> [TASK OBJECTIVE]:
Copy out all lines that hold "title".

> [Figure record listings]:
# # # #
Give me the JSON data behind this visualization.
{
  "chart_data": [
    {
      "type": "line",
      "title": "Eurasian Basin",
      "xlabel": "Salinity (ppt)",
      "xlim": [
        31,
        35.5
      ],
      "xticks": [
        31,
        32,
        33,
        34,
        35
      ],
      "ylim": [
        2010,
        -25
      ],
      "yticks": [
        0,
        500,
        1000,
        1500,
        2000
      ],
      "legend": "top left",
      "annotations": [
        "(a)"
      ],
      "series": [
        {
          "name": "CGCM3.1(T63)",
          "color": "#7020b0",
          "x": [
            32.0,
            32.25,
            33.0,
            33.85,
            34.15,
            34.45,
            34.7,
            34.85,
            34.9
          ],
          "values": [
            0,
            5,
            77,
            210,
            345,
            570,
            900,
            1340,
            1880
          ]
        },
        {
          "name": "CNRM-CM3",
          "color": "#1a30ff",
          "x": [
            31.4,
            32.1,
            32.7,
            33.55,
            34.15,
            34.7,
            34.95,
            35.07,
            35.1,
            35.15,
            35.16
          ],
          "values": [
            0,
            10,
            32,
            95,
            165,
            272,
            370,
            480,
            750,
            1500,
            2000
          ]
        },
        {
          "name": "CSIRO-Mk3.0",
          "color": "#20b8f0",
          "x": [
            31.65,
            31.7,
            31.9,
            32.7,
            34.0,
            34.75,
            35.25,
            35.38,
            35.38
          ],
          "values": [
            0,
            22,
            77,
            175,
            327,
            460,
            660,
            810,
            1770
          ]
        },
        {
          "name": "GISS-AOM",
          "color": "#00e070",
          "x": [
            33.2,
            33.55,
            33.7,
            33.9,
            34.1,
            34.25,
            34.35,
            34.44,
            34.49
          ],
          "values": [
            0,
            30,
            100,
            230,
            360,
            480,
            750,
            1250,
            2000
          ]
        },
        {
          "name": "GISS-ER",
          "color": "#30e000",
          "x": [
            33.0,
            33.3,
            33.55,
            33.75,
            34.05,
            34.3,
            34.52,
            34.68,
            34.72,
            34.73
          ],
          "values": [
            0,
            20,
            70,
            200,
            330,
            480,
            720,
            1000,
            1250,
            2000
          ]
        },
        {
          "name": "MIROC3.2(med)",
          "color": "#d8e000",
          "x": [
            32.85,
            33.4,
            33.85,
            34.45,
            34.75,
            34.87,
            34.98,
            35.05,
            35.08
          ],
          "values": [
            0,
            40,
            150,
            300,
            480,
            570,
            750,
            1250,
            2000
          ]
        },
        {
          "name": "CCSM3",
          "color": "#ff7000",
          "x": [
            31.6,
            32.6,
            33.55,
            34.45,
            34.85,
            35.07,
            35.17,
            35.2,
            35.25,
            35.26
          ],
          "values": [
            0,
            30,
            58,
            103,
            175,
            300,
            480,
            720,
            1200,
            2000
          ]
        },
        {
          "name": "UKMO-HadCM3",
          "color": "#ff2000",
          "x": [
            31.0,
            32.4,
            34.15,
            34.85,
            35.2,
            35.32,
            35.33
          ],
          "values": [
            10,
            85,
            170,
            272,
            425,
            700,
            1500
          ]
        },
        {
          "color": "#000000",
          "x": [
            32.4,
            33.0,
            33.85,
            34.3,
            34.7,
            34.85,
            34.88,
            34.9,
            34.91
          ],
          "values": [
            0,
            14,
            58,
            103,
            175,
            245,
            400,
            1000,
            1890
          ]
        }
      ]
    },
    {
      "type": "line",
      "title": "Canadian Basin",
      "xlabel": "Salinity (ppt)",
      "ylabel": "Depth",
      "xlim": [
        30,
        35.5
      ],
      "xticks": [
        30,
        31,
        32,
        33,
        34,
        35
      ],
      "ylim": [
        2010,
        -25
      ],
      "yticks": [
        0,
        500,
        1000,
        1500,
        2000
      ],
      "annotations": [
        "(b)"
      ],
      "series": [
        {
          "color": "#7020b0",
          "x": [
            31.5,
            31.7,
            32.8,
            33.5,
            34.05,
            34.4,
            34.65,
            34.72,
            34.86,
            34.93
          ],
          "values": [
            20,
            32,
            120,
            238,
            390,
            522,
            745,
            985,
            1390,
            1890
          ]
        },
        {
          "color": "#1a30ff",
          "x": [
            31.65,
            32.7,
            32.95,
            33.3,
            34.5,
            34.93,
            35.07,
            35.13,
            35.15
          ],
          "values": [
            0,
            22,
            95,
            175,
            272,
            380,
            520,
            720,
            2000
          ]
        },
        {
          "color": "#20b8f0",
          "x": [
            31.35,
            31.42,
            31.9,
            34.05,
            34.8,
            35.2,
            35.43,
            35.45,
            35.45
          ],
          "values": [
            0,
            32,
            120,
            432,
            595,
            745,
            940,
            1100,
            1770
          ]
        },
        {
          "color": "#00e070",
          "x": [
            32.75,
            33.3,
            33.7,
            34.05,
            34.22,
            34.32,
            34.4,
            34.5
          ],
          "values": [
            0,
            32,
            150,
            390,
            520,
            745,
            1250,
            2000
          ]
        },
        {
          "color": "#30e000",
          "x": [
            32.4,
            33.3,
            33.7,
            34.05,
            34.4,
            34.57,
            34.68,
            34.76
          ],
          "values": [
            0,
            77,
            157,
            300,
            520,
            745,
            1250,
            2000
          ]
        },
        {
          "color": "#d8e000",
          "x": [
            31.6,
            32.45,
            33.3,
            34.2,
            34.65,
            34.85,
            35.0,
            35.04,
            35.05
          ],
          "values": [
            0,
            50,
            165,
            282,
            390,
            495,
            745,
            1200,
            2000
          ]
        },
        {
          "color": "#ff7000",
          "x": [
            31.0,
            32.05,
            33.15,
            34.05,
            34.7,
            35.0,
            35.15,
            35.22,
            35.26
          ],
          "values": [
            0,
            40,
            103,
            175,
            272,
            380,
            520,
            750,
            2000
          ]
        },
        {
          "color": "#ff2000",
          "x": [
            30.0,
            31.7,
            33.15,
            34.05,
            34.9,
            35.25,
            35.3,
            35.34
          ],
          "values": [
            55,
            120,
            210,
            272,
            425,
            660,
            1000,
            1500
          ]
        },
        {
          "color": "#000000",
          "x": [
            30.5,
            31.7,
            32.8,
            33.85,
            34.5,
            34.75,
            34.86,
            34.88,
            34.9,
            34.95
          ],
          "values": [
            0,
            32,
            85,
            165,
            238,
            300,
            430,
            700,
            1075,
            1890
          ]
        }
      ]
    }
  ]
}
# # # #
> [FINAL RESULT]:
      "title": "Eurasian Basin",
      "title": "Canadian Basin",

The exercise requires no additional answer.